Thursday, November 14, 2013

Complications of Nephrotic Syndrome

Nephrotic syndrome may be caused by primary (idiopathic) renal disease or by a variety of secondary causes. Patients present with marked edema, proteinuria, hypoalbuminemia, and often hyperlipidemia. In adults, diabetes mellitus is the most common secondary cause, and focal segmental glomerulosclerosis and membranous nephropathy are the most common primary causes. Venous thromboembolism is a possible complication; acute renal failure and serious bacterial infection are also possible, but much less common. There are no established guidelines on the diagnostic workup or management of nephrotic syndrome. Imaging studies are generally not needed, and blood tests should be used selectively to diagnose specific disorders rather than for a broad or unguided workup. Renal biopsy may be useful in some cases to confirm an underlying disease or to identify idiopathic disease that is more likely to respond to corticosteroids. Treatment of most patients should include fluid and sodium restriction, oral or intravenous diuretics, and angiotensin-converting enzyme inhibitors. Some adults with nephrotic syndrome may benefit from corticosteroid treatment, although research data are limited. Intravenous albumin, prophylactic antibiotics, and prophylactic anticoagulation are not currently recommended.
In nephrotic syndrome, a variety of disorders cause proteinuria, often resulting in marked edema and hypoalbuminemia. Hyperlipidemia is a common associated finding. Family physicians may encounter persons with nephrotic syndrome from primary (idiopathic) renal disease or a number of secondary causes, and should initiate appropriate diagnostic workup and medical management pending specialist consultation.
Excessive fluid retention: 
Massive ascites or pleural effusions may lead to respiratory compromise. Scrotal edema can result in skin breakdown and infection. Management consists of intravenous infusion of albumin along with furosemide.
Peritonitis:
Children with nephrotic syndrome are at high risk for peritonitis during the period of heavy proteinuria. The most common causative organism is Streptococcus pneumoniae; less commonly, gram-negative organisms such as E. coli are involved. Untreated peritonitis can lead to septicemia, meningitis, and death. Peritonitis should be suspected in any child with nephrotic syndrome who has abdominal pain or tenderness. Emergency paracentesis should be performed to obtain a specimen for cell count, Gram stain, and culture and broad spectrum antibiotic therapy should be immediately initiated.
Thromboembolism: 
Nephrotic syndrome is a hypercoagulable state, presumably because of loss of antithrombin-3 in the urine. Arterial and venous thrombi can develop in the major vessels, and the thrombotic tendency is potentiated by overly aggressive diuretic therapy. Sudden death may occur from massive pulmonary embolism. The index of suspicion for thrombotic episodes should be high and anticoagulation initiated immediately if a thrombus is demonstrated.

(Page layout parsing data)
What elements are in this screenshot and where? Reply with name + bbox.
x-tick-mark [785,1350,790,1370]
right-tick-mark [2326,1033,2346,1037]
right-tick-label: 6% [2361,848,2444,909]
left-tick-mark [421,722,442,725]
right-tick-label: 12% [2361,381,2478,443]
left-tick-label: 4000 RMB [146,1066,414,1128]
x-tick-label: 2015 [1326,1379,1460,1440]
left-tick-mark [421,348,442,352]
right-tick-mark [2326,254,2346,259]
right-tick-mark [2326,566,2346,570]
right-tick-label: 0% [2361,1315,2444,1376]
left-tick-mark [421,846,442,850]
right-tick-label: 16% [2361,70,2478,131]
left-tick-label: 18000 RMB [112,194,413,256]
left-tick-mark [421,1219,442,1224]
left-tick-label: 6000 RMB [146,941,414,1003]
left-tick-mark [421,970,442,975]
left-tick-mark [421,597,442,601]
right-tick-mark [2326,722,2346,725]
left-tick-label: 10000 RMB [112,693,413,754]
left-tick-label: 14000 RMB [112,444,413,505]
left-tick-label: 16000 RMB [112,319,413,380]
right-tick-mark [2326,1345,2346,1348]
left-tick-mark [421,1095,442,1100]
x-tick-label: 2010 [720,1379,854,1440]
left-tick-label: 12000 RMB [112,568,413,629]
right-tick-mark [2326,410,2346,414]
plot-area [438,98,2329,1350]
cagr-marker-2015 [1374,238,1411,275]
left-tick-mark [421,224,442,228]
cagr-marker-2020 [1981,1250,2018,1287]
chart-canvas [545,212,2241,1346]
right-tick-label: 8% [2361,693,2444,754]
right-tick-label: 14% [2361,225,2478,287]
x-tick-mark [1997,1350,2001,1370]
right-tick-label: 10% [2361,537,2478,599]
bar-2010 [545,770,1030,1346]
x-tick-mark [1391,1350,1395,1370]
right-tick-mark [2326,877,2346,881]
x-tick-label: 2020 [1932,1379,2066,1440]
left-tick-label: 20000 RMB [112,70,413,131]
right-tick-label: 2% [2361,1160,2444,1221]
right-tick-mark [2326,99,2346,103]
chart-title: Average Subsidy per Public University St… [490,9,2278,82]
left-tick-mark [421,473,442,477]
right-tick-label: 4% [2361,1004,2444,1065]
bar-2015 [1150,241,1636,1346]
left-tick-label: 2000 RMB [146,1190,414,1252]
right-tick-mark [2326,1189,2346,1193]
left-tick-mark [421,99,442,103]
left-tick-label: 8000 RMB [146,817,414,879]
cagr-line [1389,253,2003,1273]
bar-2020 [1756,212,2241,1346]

◆ Problem requirements
In the nephrotic syndrome text, the sentence beginning "Patients present with" names findings. List all of them.

◆ Solution to the exercise
- Marked edema
- Proteinuria
- Hypoalbuminemia
- Hyperlipidemia (often)